Excerpted records:
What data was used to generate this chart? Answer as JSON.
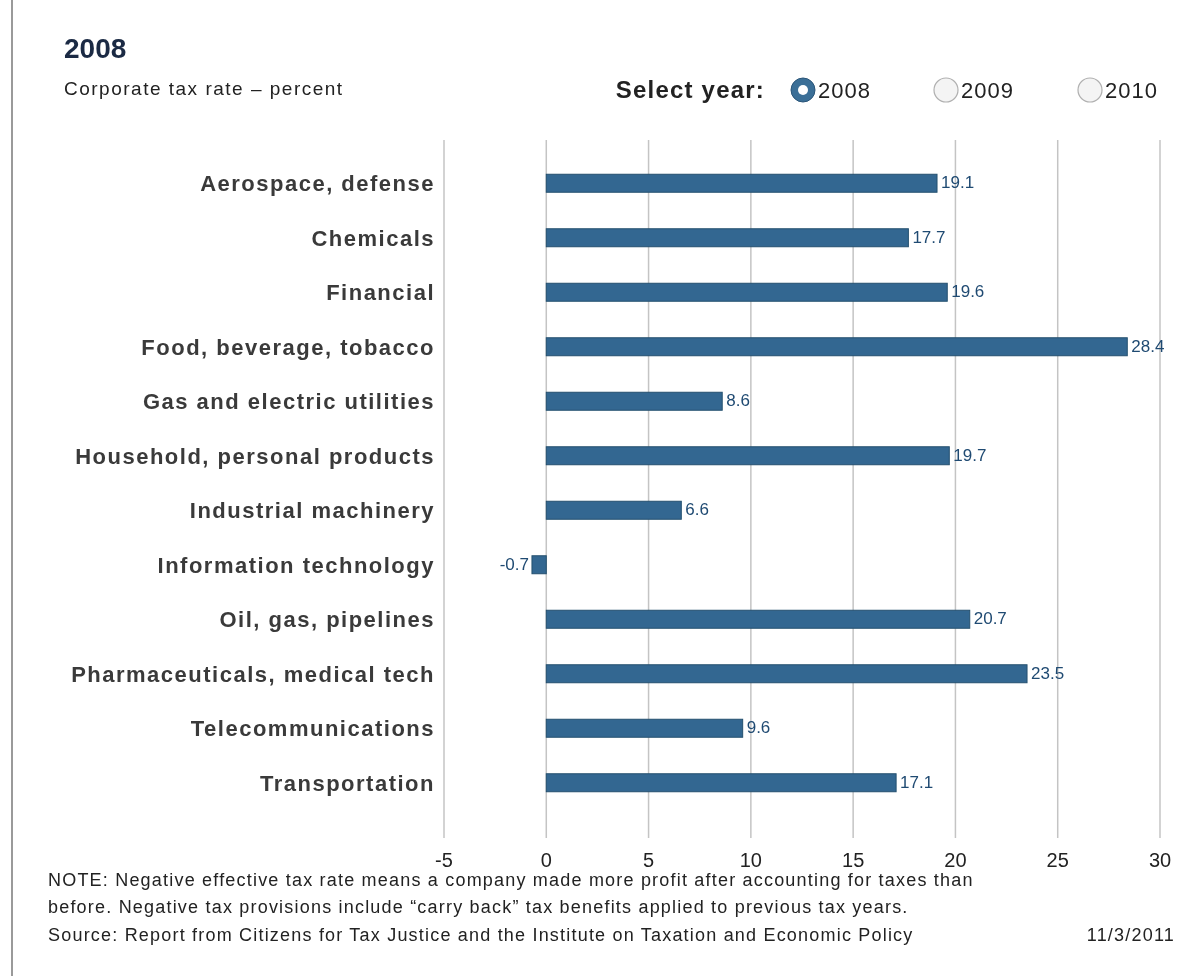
{
  "chart_data": {
    "type": "bar",
    "orientation": "horizontal",
    "title": "2008",
    "subtitle": "Corporate tax rate – percent",
    "categories": [
      "Aerospace, defense",
      "Chemicals",
      "Financial",
      "Food, beverage, tobacco",
      "Gas and electric utilities",
      "Household, personal products",
      "Industrial machinery",
      "Information technology",
      "Oil, gas, pipelines",
      "Pharmaceuticals, medical tech",
      "Telecommunications",
      "Transportation"
    ],
    "values": [
      19.1,
      17.7,
      19.6,
      28.4,
      8.6,
      19.7,
      6.6,
      -0.7,
      20.7,
      23.5,
      9.6,
      17.1
    ],
    "color": "#336791",
    "xlim": [
      -5,
      30
    ],
    "xticks": [
      -5,
      0,
      5,
      10,
      15,
      20,
      25,
      30
    ],
    "grid": "x",
    "data_labels": true,
    "annotations": [
      "Select year:",
      "2008",
      "2009",
      "2010",
      "NOTE: Negative effective tax rate means a company made more profit after accounting for taxes than",
      "before. Negative tax provisions include “carry back” tax benefits applied to previous tax years.",
      "Source: Report from Citizens for Tax Justice and the Institute on Taxation and Economic Policy",
      "11/3/2011"
    ]
  }
}
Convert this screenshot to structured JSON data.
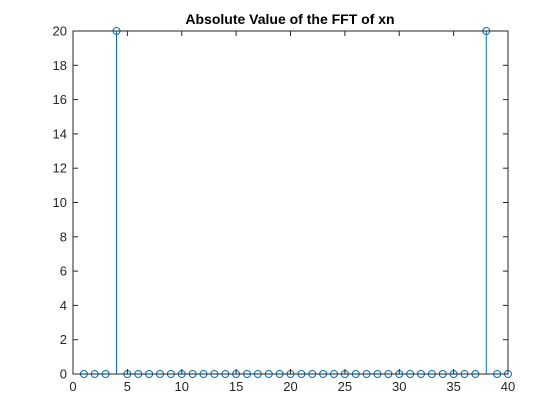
{
  "colors": {
    "background": "#ffffff",
    "axes": "#262626",
    "series": "#0072BD",
    "title": "#000000"
  },
  "chart_data": {
    "type": "stem",
    "title": "Absolute Value of the FFT of xn",
    "xlabel": "",
    "ylabel": "",
    "xlim": [
      0,
      40
    ],
    "ylim": [
      0,
      20
    ],
    "xticks": [
      0,
      5,
      10,
      15,
      20,
      25,
      30,
      35,
      40
    ],
    "yticks": [
      0,
      2,
      4,
      6,
      8,
      10,
      12,
      14,
      16,
      18,
      20
    ],
    "grid": false,
    "box": true,
    "marker": "open-circle",
    "series": [
      {
        "x": [
          1,
          2,
          3,
          4,
          5,
          6,
          7,
          8,
          9,
          10,
          11,
          12,
          13,
          14,
          15,
          16,
          17,
          18,
          19,
          20,
          21,
          22,
          23,
          24,
          25,
          26,
          27,
          28,
          29,
          30,
          31,
          32,
          33,
          34,
          35,
          36,
          37,
          38,
          39,
          40
        ],
        "y": [
          0,
          0,
          0,
          20,
          0,
          0,
          0,
          0,
          0,
          0,
          0,
          0,
          0,
          0,
          0,
          0,
          0,
          0,
          0,
          0,
          0,
          0,
          0,
          0,
          0,
          0,
          0,
          0,
          0,
          0,
          0,
          0,
          0,
          0,
          0,
          0,
          0,
          20,
          0,
          0
        ]
      }
    ]
  }
}
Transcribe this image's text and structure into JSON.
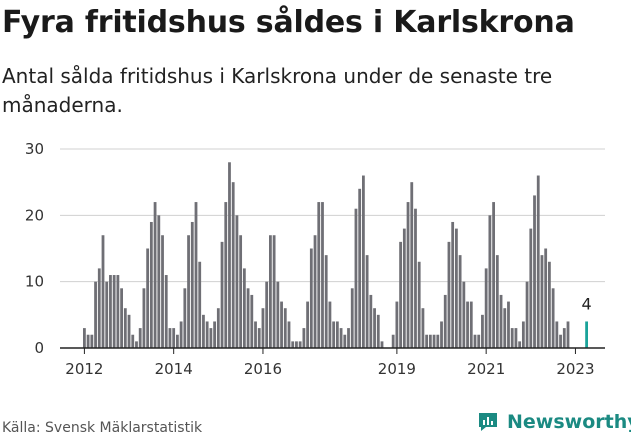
{
  "header": {
    "title": "Fyra fritidshus såldes i Karlskrona",
    "subtitle": "Antal sålda fritidshus i Karlskrona under de senaste tre månaderna."
  },
  "footer": {
    "source": "Källa: Svensk Mäklarstatistik",
    "brand": "Newsworthy"
  },
  "colors": {
    "bar": "#6f6f75",
    "highlight": "#1aa39a",
    "grid": "#d0d0d0",
    "axis": "#222222",
    "brand": "#1b8a82"
  },
  "chart_data": {
    "type": "bar",
    "title": "Fyra fritidshus såldes i Karlskrona",
    "subtitle": "Antal sålda fritidshus i Karlskrona under de senaste tre månaderna.",
    "ylim": [
      0,
      30
    ],
    "yticks": [
      0,
      10,
      20,
      30
    ],
    "xtick_labels": [
      "2012",
      "2014",
      "2016",
      "2019",
      "2021",
      "2023"
    ],
    "grid": true,
    "highlight_label": "4",
    "start": "2012-01",
    "end": "2023-03",
    "values": [
      3,
      2,
      2,
      10,
      12,
      17,
      10,
      11,
      11,
      11,
      9,
      6,
      5,
      2,
      1,
      3,
      9,
      15,
      19,
      22,
      20,
      17,
      11,
      3,
      3,
      2,
      4,
      9,
      17,
      19,
      22,
      13,
      5,
      4,
      3,
      4,
      6,
      16,
      22,
      28,
      25,
      20,
      17,
      12,
      9,
      8,
      4,
      3,
      6,
      10,
      17,
      17,
      10,
      7,
      6,
      4,
      1,
      1,
      1,
      3,
      7,
      15,
      17,
      22,
      22,
      14,
      7,
      4,
      4,
      3,
      2,
      3,
      9,
      21,
      24,
      26,
      14,
      8,
      6,
      5,
      1,
      0,
      0,
      2,
      7,
      16,
      18,
      22,
      25,
      21,
      13,
      6,
      2,
      2,
      2,
      2,
      4,
      8,
      16,
      19,
      18,
      14,
      10,
      7,
      7,
      2,
      2,
      5,
      12,
      20,
      22,
      14,
      8,
      6,
      7,
      3,
      3,
      1,
      4,
      10,
      18,
      23,
      26,
      14,
      15,
      13,
      9,
      4,
      2,
      3,
      4
    ],
    "highlight_value": 4
  }
}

Task:
Copy out every line from the data above that has "under" in it.

Output for this task:
    "subtitle": "Antal sålda fritidshus i Karlskrona under de senaste tre månaderna."
    "subtitle": "Antal sålda fritidshus i Karlskrona under de senaste tre månaderna.",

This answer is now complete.